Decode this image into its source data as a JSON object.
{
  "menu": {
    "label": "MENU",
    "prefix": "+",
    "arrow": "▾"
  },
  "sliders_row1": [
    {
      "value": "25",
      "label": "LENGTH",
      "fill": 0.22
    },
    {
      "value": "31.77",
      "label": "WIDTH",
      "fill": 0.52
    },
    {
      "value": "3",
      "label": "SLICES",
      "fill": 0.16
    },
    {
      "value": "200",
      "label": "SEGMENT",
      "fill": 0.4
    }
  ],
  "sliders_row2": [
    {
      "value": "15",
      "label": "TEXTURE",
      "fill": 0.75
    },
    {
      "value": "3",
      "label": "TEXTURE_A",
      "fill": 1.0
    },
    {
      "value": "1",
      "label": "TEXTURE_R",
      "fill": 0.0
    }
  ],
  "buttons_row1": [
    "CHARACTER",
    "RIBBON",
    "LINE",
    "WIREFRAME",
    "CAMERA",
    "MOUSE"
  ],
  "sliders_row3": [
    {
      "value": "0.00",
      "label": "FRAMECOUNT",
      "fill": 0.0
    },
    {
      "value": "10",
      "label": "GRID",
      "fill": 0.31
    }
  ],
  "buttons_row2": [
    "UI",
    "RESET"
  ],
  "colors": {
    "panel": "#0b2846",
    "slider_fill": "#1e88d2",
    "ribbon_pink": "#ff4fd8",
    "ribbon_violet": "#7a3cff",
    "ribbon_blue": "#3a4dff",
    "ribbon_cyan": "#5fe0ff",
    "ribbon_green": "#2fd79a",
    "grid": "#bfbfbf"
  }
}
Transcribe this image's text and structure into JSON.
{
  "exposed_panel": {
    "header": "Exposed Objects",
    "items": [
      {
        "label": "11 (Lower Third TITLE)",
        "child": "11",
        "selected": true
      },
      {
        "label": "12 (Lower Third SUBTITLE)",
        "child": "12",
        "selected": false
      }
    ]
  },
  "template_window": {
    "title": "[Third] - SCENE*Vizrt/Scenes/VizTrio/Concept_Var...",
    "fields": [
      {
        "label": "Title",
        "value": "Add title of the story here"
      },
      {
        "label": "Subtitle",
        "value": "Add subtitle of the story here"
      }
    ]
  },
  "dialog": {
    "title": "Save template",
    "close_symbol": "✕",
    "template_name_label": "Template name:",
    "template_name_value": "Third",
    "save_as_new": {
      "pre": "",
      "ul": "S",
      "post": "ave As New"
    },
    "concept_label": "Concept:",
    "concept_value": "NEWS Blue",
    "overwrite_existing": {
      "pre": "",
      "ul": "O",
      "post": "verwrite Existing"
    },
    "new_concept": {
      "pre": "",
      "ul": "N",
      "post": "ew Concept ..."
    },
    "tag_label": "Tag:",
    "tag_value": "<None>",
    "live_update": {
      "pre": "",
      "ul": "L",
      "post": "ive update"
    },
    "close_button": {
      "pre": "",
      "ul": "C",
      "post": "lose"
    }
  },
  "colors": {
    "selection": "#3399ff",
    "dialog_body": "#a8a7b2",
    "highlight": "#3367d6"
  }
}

--------------------------------------------------

**Exercise prompt**
In the listing above, find the line containing "Transcribe this image's" and please quote exactly that line through the last one, and no other lines.

**Exercise answer**
Transcribe this image's text and structure into JSON.
{
  "exposed_panel": {
    "header": "Exposed Objects",
    "items": [
      {
        "label": "11 (Lower Third TITLE)",
        "child": "11",
        "selected": true
      },
      {
        "label": "12 (Lower Third SUBTITLE)",
        "child": "12",
        "selected": false
      }
    ]
  },
  "template_window": {
    "title": "[Third] - SCENE*Vizrt/Scenes/VizTrio/Concept_Var...",
    "fields": [
      {
        "label": "Title",
        "value": "Add title of the story here"
      },
      {
        "label": "Subtitle",
        "value": "Add subtitle of the story here"
      }
    ]
  },
  "dialog": {
    "title": "Save template",
    "close_symbol": "✕",
    "template_name_label": "Template name:",
    "template_name_value": "Third",
    "save_as_new": {
      "pre": "",
      "ul": "S",
      "post": "ave As New"
    },
    "concept_label": "Concept:",
    "concept_value": "NEWS Blue",
    "overwrite_existing": {
      "pre": "",
      "ul": "O",
      "post": "verwrite Existing"
    },
    "new_concept": {
      "pre": "",
      "ul": "N",
      "post": "ew Concept ..."
    },
    "tag_label": "Tag:",
    "tag_value": "<None>",
    "live_update": {
      "pre": "",
      "ul": "L",
      "post": "ive update"
    },
    "close_button": {
      "pre": "",
      "ul": "C",
      "post": "lose"
    }
  },
  "colors": {
    "selection": "#3399ff",
    "dialog_body": "#a8a7b2",
    "highlight": "#3367d6"
  }
}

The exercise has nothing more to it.